Prompt:
Write out the full listing exactly as given, minus the images.
-------- Source data
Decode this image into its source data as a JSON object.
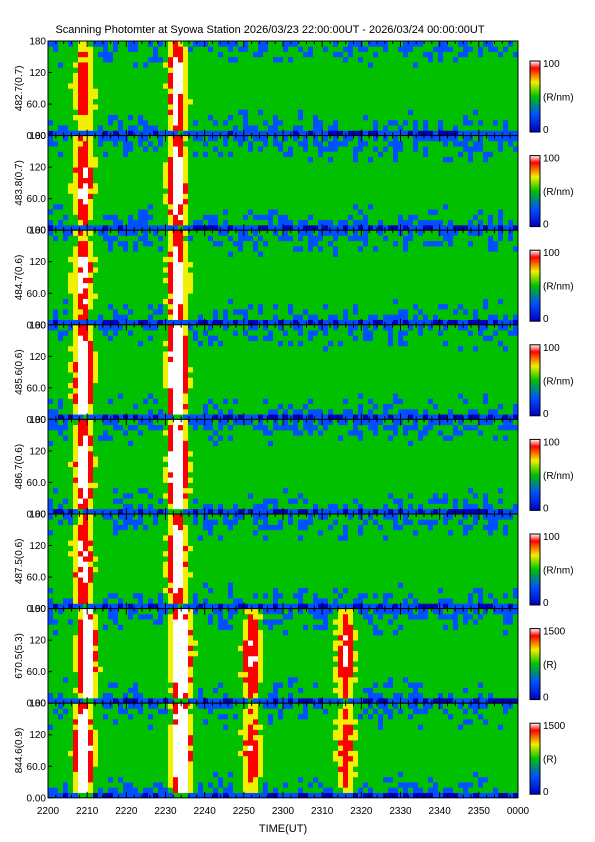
{
  "title": "Scanning Photomter at Syowa Station 2026/03/23 22:00:00UT - 2026/03/24 00:00:00UT",
  "chart_data": {
    "type": "heatmap",
    "xlabel": "TIME(UT)",
    "x_tick_labels": [
      "2200",
      "2210",
      "2220",
      "2230",
      "2240",
      "2250",
      "2300",
      "2310",
      "2320",
      "2330",
      "2340",
      "2350",
      "0000"
    ],
    "x_range_minutes": [
      0,
      120
    ],
    "y_tick_labels": [
      "0.00",
      "60.0",
      "120",
      "180"
    ],
    "y_range": [
      0,
      180
    ],
    "colormap": [
      "#0000c0",
      "#0050ff",
      "#00c000",
      "#f0f000",
      "#ff0000",
      "#ffffff"
    ],
    "panels": [
      {
        "ylabel": "482.7(0.7)",
        "cbar_max": "100",
        "cbar_min": "0",
        "cbar_unit": "(R/nm)",
        "features": [
          {
            "t": 9,
            "level": 0.45
          },
          {
            "t": 33,
            "level": 0.65
          }
        ]
      },
      {
        "ylabel": "483.8(0.7)",
        "cbar_max": "100",
        "cbar_min": "0",
        "cbar_unit": "(R/nm)",
        "features": [
          {
            "t": 9,
            "level": 0.6
          },
          {
            "t": 33,
            "level": 0.75
          }
        ]
      },
      {
        "ylabel": "484.7(0.6)",
        "cbar_max": "100",
        "cbar_min": "0",
        "cbar_unit": "(R/nm)",
        "features": [
          {
            "t": 9,
            "level": 0.55
          },
          {
            "t": 33,
            "level": 0.7
          }
        ]
      },
      {
        "ylabel": "485.6(0.6)",
        "cbar_max": "100",
        "cbar_min": "0",
        "cbar_unit": "(R/nm)",
        "features": [
          {
            "t": 9,
            "level": 0.8
          },
          {
            "t": 33,
            "level": 1.0
          }
        ]
      },
      {
        "ylabel": "486.7(0.6)",
        "cbar_max": "100",
        "cbar_min": "0",
        "cbar_unit": "(R/nm)",
        "features": [
          {
            "t": 9,
            "level": 0.7
          },
          {
            "t": 33,
            "level": 0.95
          }
        ]
      },
      {
        "ylabel": "487.5(0.6)",
        "cbar_max": "100",
        "cbar_min": "0",
        "cbar_unit": "(R/nm)",
        "features": [
          {
            "t": 9,
            "level": 0.6
          },
          {
            "t": 33,
            "level": 0.75
          }
        ]
      },
      {
        "ylabel": "670.5(5.3)",
        "cbar_max": "1500",
        "cbar_min": "0",
        "cbar_unit": "(R)",
        "features": [
          {
            "t": 10,
            "level": 0.9
          },
          {
            "t": 34,
            "level": 1.0
          },
          {
            "t": 52,
            "level": 0.55
          },
          {
            "t": 76,
            "level": 0.55
          }
        ]
      },
      {
        "ylabel": "844.6(0.9)",
        "cbar_max": "1500",
        "cbar_min": "0",
        "cbar_unit": "(R)",
        "features": [
          {
            "t": 9,
            "level": 0.9
          },
          {
            "t": 34,
            "level": 1.0
          },
          {
            "t": 52,
            "level": 0.45
          },
          {
            "t": 76,
            "level": 0.45
          }
        ]
      }
    ]
  }
}
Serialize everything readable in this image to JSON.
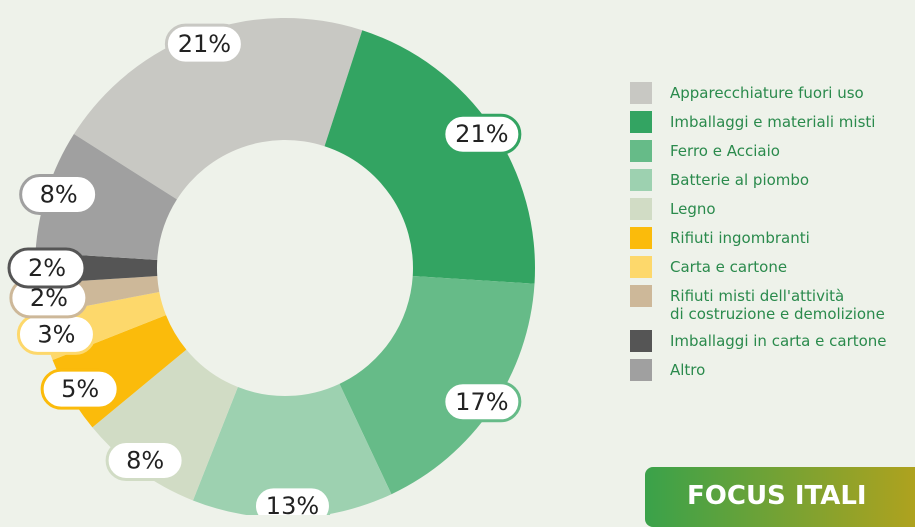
{
  "chart_data": {
    "type": "donut",
    "categories": [
      "Apparecchiature fuori uso",
      "Imballaggi e materiali misti",
      "Ferro e Acciaio",
      "Batterie al piombo",
      "Legno",
      "Rifiuti ingombranti",
      "Carta e cartone",
      "Rifiuti misti dell'attività\ndi costruzione e demolizione",
      "Imballaggi in carta e cartone",
      "Altro"
    ],
    "values": [
      21,
      21,
      17,
      13,
      8,
      5,
      3,
      2,
      2,
      8
    ],
    "value_labels": [
      "21%",
      "21%",
      "17%",
      "13%",
      "8%",
      "5%",
      "3%",
      "2%",
      "2%",
      "8%"
    ],
    "colors": [
      "#c8c8c3",
      "#33a462",
      "#66bb88",
      "#9dd1b0",
      "#d1dcc5",
      "#fbbb0b",
      "#fdd86b",
      "#cdb899",
      "#555555",
      "#a0a0a0"
    ],
    "legend": "right"
  },
  "banner": "FOCUS ITALI"
}
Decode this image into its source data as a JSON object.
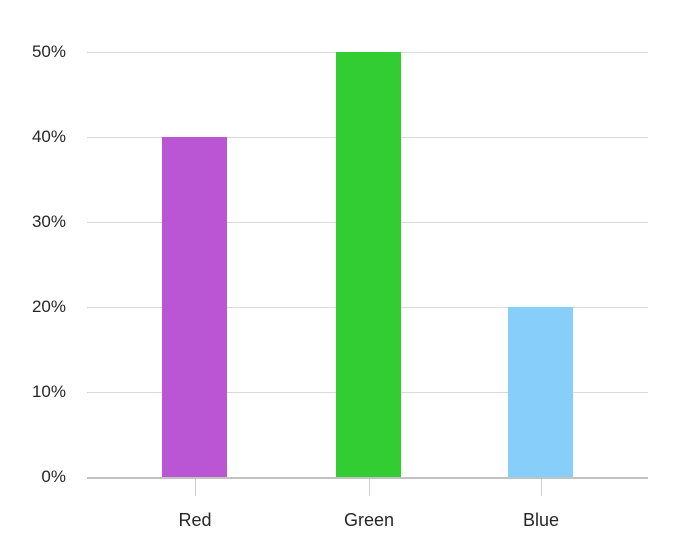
{
  "chart_data": {
    "type": "bar",
    "title": "",
    "xlabel": "",
    "ylabel": "",
    "categories": [
      "Red",
      "Green",
      "Blue"
    ],
    "values": [
      40,
      50,
      20
    ],
    "unit": "%",
    "series": [
      {
        "name": "value",
        "values": [
          40,
          50,
          20
        ]
      }
    ],
    "bar_colors": [
      "#ba55d3",
      "#32cd32",
      "#87cefa"
    ],
    "ylim": [
      0,
      50
    ],
    "ytick_step": 10,
    "ytick_labels": [
      "0%",
      "10%",
      "20%",
      "30%",
      "40%",
      "50%"
    ],
    "grid": true,
    "legend": "none",
    "colors": {
      "background": "#ffffff",
      "gridline": "#d9d9d9",
      "baseline": "#c2c2c2",
      "axis_tick": "#cfcfcf",
      "text": "#262626"
    }
  }
}
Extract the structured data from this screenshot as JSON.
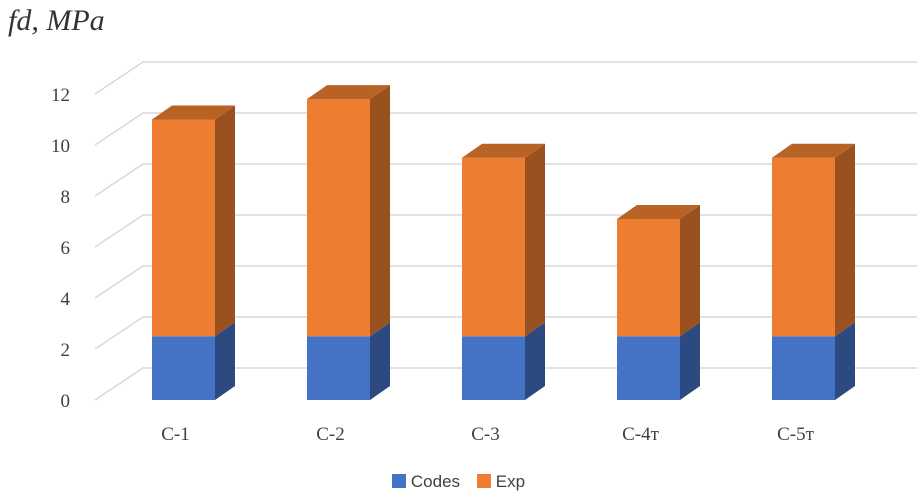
----------------
Output of the exercise:
Decode this image into its source data as a JSON object.
{
  "title": "Scanning Photomter at Syowa Station 2026/03/23 22:00:00UT - 2026/03/24 00:00:00UT",
  "chart_data": {
    "type": "heatmap",
    "xlabel": "TIME(UT)",
    "x_tick_labels": [
      "2200",
      "2210",
      "2220",
      "2230",
      "2240",
      "2250",
      "2300",
      "2310",
      "2320",
      "2330",
      "2340",
      "2350",
      "0000"
    ],
    "x_range_minutes": [
      0,
      120
    ],
    "y_tick_labels": [
      "0.00",
      "60.0",
      "120",
      "180"
    ],
    "y_range": [
      0,
      180
    ],
    "colormap": [
      "#0000c0",
      "#0050ff",
      "#00c000",
      "#f0f000",
      "#ff0000",
      "#ffffff"
    ],
    "panels": [
      {
        "ylabel": "482.7(0.7)",
        "cbar_max": "100",
        "cbar_min": "0",
        "cbar_unit": "(R/nm)",
        "features": [
          {
            "t": 9,
            "level": 0.45
          },
          {
            "t": 33,
            "level": 0.65
          }
        ]
      },
      {
        "ylabel": "483.8(0.7)",
        "cbar_max": "100",
        "cbar_min": "0",
        "cbar_unit": "(R/nm)",
        "features": [
          {
            "t": 9,
            "level": 0.6
          },
          {
            "t": 33,
            "level": 0.75
          }
        ]
      },
      {
        "ylabel": "484.7(0.6)",
        "cbar_max": "100",
        "cbar_min": "0",
        "cbar_unit": "(R/nm)",
        "features": [
          {
            "t": 9,
            "level": 0.55
          },
          {
            "t": 33,
            "level": 0.7
          }
        ]
      },
      {
        "ylabel": "485.6(0.6)",
        "cbar_max": "100",
        "cbar_min": "0",
        "cbar_unit": "(R/nm)",
        "features": [
          {
            "t": 9,
            "level": 0.8
          },
          {
            "t": 33,
            "level": 1.0
          }
        ]
      },
      {
        "ylabel": "486.7(0.6)",
        "cbar_max": "100",
        "cbar_min": "0",
        "cbar_unit": "(R/nm)",
        "features": [
          {
            "t": 9,
            "level": 0.7
          },
          {
            "t": 33,
            "level": 0.95
          }
        ]
      },
      {
        "ylabel": "487.5(0.6)",
        "cbar_max": "100",
        "cbar_min": "0",
        "cbar_unit": "(R/nm)",
        "features": [
          {
            "t": 9,
            "level": 0.6
          },
          {
            "t": 33,
            "level": 0.75
          }
        ]
      },
      {
        "ylabel": "670.5(5.3)",
        "cbar_max": "1500",
        "cbar_min": "0",
        "cbar_unit": "(R)",
        "features": [
          {
            "t": 10,
            "level": 0.9
          },
          {
            "t": 34,
            "level": 1.0
          },
          {
            "t": 52,
            "level": 0.55
          },
          {
            "t": 76,
            "level": 0.55
          }
        ]
      },
      {
        "ylabel": "844.6(0.9)",
        "cbar_max": "1500",
        "cbar_min": "0",
        "cbar_unit": "(R)",
        "features": [
          {
            "t": 9,
            "level": 0.9
          },
          {
            "t": 34,
            "level": 1.0
          },
          {
            "t": 52,
            "level": 0.45
          },
          {
            "t": 76,
            "level": 0.45
          }
        ]
      }
    ]
  }
}
Serialize everything readable in this image to JSON.
{
  "chart_data": {
    "type": "donut",
    "categories": [
      "Apparecchiature fuori uso",
      "Imballaggi e materiali misti",
      "Ferro e Acciaio",
      "Batterie al piombo",
      "Legno",
      "Rifiuti ingombranti",
      "Carta e cartone",
      "Rifiuti misti dell'attività\ndi costruzione e demolizione",
      "Imballaggi in carta e cartone",
      "Altro"
    ],
    "values": [
      21,
      21,
      17,
      13,
      8,
      5,
      3,
      2,
      2,
      8
    ],
    "value_labels": [
      "21%",
      "21%",
      "17%",
      "13%",
      "8%",
      "5%",
      "3%",
      "2%",
      "2%",
      "8%"
    ],
    "colors": [
      "#c8c8c3",
      "#33a462",
      "#66bb88",
      "#9dd1b0",
      "#d1dcc5",
      "#fbbb0b",
      "#fdd86b",
      "#cdb899",
      "#555555",
      "#a0a0a0"
    ],
    "legend": "right"
  },
  "banner": "FOCUS ITALI"
}
Decode this image into its source data as a JSON object.
{
  "chart_data": {
    "type": "bar",
    "title": "",
    "xlabel": "",
    "ylabel": "",
    "categories": [
      "Red",
      "Green",
      "Blue"
    ],
    "values": [
      40,
      50,
      20
    ],
    "unit": "%",
    "series": [
      {
        "name": "value",
        "values": [
          40,
          50,
          20
        ]
      }
    ],
    "bar_colors": [
      "#ba55d3",
      "#32cd32",
      "#87cefa"
    ],
    "ylim": [
      0,
      50
    ],
    "ytick_step": 10,
    "ytick_labels": [
      "0%",
      "10%",
      "20%",
      "30%",
      "40%",
      "50%"
    ],
    "grid": true,
    "legend": "none",
    "colors": {
      "background": "#ffffff",
      "gridline": "#d9d9d9",
      "baseline": "#c2c2c2",
      "axis_tick": "#cfcfcf",
      "text": "#262626"
    }
  }
}
Extract the structured data from this screenshot as JSON.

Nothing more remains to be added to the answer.